DATASET ROWS
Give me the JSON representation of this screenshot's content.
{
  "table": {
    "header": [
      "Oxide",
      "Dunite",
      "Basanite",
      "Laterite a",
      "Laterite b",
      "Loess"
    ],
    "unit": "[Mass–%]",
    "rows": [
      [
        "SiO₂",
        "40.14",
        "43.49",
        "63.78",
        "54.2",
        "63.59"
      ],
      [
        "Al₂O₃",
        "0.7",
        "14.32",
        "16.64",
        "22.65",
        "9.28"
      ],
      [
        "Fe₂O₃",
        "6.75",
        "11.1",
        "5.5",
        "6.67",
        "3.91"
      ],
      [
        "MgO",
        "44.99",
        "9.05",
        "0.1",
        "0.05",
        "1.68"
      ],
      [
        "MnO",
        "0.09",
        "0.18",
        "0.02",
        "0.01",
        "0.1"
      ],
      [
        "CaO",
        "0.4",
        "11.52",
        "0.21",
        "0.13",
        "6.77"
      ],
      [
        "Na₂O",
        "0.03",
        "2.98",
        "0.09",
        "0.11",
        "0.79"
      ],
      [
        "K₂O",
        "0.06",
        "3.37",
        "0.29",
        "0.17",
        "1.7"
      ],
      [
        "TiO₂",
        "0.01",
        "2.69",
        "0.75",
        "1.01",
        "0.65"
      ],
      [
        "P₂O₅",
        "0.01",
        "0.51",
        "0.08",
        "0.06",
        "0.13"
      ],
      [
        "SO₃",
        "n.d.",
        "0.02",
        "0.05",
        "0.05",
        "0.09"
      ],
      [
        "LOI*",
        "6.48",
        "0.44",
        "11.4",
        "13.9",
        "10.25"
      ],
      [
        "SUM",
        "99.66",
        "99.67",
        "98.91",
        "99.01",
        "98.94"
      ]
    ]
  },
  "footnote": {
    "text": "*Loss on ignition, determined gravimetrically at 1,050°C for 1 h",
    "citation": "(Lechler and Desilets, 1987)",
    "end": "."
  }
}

SHORT EXERCISE
Repeat the entries above exactly, leaving nothing out.

EXERCISE RESULT
Give me the JSON representation of this screenshot's content.
{
  "table": {
    "header": [
      "Oxide",
      "Dunite",
      "Basanite",
      "Laterite a",
      "Laterite b",
      "Loess"
    ],
    "unit": "[Mass–%]",
    "rows": [
      [
        "SiO₂",
        "40.14",
        "43.49",
        "63.78",
        "54.2",
        "63.59"
      ],
      [
        "Al₂O₃",
        "0.7",
        "14.32",
        "16.64",
        "22.65",
        "9.28"
      ],
      [
        "Fe₂O₃",
        "6.75",
        "11.1",
        "5.5",
        "6.67",
        "3.91"
      ],
      [
        "MgO",
        "44.99",
        "9.05",
        "0.1",
        "0.05",
        "1.68"
      ],
      [
        "MnO",
        "0.09",
        "0.18",
        "0.02",
        "0.01",
        "0.1"
      ],
      [
        "CaO",
        "0.4",
        "11.52",
        "0.21",
        "0.13",
        "6.77"
      ],
      [
        "Na₂O",
        "0.03",
        "2.98",
        "0.09",
        "0.11",
        "0.79"
      ],
      [
        "K₂O",
        "0.06",
        "3.37",
        "0.29",
        "0.17",
        "1.7"
      ],
      [
        "TiO₂",
        "0.01",
        "2.69",
        "0.75",
        "1.01",
        "0.65"
      ],
      [
        "P₂O₅",
        "0.01",
        "0.51",
        "0.08",
        "0.06",
        "0.13"
      ],
      [
        "SO₃",
        "n.d.",
        "0.02",
        "0.05",
        "0.05",
        "0.09"
      ],
      [
        "LOI*",
        "6.48",
        "0.44",
        "11.4",
        "13.9",
        "10.25"
      ],
      [
        "SUM",
        "99.66",
        "99.67",
        "98.91",
        "99.01",
        "98.94"
      ]
    ]
  },
  "footnote": {
    "text": "*Loss on ignition, determined gravimetrically at 1,050°C for 1 h",
    "citation": "(Lechler and Desilets, 1987)",
    "end": "."
  }
}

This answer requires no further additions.